(begin)

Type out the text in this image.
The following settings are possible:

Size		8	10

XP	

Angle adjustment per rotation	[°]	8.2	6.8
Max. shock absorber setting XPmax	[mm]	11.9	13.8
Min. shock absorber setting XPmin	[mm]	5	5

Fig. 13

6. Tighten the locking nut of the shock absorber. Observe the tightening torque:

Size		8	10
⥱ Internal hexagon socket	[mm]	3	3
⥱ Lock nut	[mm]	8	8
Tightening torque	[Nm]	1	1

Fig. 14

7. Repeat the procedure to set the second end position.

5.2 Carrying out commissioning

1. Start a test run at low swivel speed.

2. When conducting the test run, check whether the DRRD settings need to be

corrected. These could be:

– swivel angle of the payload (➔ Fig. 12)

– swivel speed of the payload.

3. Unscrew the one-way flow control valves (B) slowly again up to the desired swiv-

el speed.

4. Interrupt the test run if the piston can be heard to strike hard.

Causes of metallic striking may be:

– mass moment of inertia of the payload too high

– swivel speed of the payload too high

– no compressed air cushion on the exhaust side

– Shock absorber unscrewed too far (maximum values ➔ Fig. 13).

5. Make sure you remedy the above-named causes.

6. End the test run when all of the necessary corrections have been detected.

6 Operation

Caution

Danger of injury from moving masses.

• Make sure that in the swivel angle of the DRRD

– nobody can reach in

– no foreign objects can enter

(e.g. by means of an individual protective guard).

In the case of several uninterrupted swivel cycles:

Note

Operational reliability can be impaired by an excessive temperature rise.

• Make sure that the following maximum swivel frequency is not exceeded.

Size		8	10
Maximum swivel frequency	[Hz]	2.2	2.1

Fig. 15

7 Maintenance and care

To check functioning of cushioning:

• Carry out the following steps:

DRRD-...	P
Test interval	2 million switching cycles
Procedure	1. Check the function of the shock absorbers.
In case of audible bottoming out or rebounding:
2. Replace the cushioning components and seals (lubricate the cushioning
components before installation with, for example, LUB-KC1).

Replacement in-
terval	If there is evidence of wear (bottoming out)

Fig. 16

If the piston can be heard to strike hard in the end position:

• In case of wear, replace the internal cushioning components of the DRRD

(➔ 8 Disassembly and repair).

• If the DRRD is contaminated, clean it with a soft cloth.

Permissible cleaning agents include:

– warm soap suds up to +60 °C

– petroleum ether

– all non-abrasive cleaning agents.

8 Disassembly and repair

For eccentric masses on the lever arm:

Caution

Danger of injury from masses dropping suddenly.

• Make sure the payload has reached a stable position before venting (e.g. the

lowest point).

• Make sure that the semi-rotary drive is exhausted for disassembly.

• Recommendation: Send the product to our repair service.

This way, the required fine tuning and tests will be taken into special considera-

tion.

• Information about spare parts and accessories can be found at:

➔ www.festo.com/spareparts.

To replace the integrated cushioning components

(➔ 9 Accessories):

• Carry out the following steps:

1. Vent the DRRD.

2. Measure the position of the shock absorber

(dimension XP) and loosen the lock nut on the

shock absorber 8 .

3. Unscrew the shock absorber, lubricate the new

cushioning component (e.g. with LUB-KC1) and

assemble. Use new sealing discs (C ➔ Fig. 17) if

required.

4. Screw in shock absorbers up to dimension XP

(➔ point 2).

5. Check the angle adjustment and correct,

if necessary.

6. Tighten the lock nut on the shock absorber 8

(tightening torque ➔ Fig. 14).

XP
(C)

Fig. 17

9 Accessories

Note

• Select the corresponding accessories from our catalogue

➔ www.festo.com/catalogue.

(end)

» GIVEN REQUEST:
Copy the material above back out, exactly as written.

» RESPONSE TO THE TASK:
Type out the text in this image.
The following settings are possible:

Size		8	10

XP	

Angle adjustment per rotation	[°]	8.2	6.8
Max. shock absorber setting XPmax	[mm]	11.9	13.8
Min. shock absorber setting XPmin	[mm]	5	5

Fig. 13

6. Tighten the locking nut of the shock absorber. Observe the tightening torque:

Size		8	10
⥱ Internal hexagon socket	[mm]	3	3
⥱ Lock nut	[mm]	8	8
Tightening torque	[Nm]	1	1

Fig. 14

7. Repeat the procedure to set the second end position.

5.2 Carrying out commissioning

1. Start a test run at low swivel speed.

2. When conducting the test run, check whether the DRRD settings need to be

corrected. These could be:

– swivel angle of the payload (➔ Fig. 12)

– swivel speed of the payload.

3. Unscrew the one-way flow control valves (B) slowly again up to the desired swiv-

el speed.

4. Interrupt the test run if the piston can be heard to strike hard.

Causes of metallic striking may be:

– mass moment of inertia of the payload too high

– swivel speed of the payload too high

– no compressed air cushion on the exhaust side

– Shock absorber unscrewed too far (maximum values ➔ Fig. 13).

5. Make sure you remedy the above-named causes.

6. End the test run when all of the necessary corrections have been detected.

6 Operation

Caution

Danger of injury from moving masses.

• Make sure that in the swivel angle of the DRRD

– nobody can reach in

– no foreign objects can enter

(e.g. by means of an individual protective guard).

In the case of several uninterrupted swivel cycles:

Note

Operational reliability can be impaired by an excessive temperature rise.

• Make sure that the following maximum swivel frequency is not exceeded.

Size		8	10
Maximum swivel frequency	[Hz]	2.2	2.1

Fig. 15

7 Maintenance and care

To check functioning of cushioning:

• Carry out the following steps:

DRRD-...	P
Test interval	2 million switching cycles
Procedure	1. Check the function of the shock absorbers.
In case of audible bottoming out or rebounding:
2. Replace the cushioning components and seals (lubricate the cushioning
components before installation with, for example, LUB-KC1).

Replacement in-
terval	If there is evidence of wear (bottoming out)

Fig. 16

If the piston can be heard to strike hard in the end position:

• In case of wear, replace the internal cushioning components of the DRRD

(➔ 8 Disassembly and repair).

• If the DRRD is contaminated, clean it with a soft cloth.

Permissible cleaning agents include:

– warm soap suds up to +60 °C

– petroleum ether

– all non-abrasive cleaning agents.

8 Disassembly and repair

For eccentric masses on the lever arm:

Caution

Danger of injury from masses dropping suddenly.

• Make sure the payload has reached a stable position before venting (e.g. the

lowest point).

• Make sure that the semi-rotary drive is exhausted for disassembly.

• Recommendation: Send the product to our repair service.

This way, the required fine tuning and tests will be taken into special considera-

tion.

• Information about spare parts and accessories can be found at:

➔ www.festo.com/spareparts.

To replace the integrated cushioning components

(➔ 9 Accessories):

• Carry out the following steps:

1. Vent the DRRD.

2. Measure the position of the shock absorber

(dimension XP) and loosen the lock nut on the

shock absorber 8 .

3. Unscrew the shock absorber, lubricate the new

cushioning component (e.g. with LUB-KC1) and

assemble. Use new sealing discs (C ➔ Fig. 17) if

required.

4. Screw in shock absorbers up to dimension XP

(➔ point 2).

5. Check the angle adjustment and correct,

if necessary.

6. Tighten the lock nut on the shock absorber 8

(tightening torque ➔ Fig. 14).

XP
(C)

Fig. 17

9 Accessories

Note

• Select the corresponding accessories from our catalogue

➔ www.festo.com/catalogue.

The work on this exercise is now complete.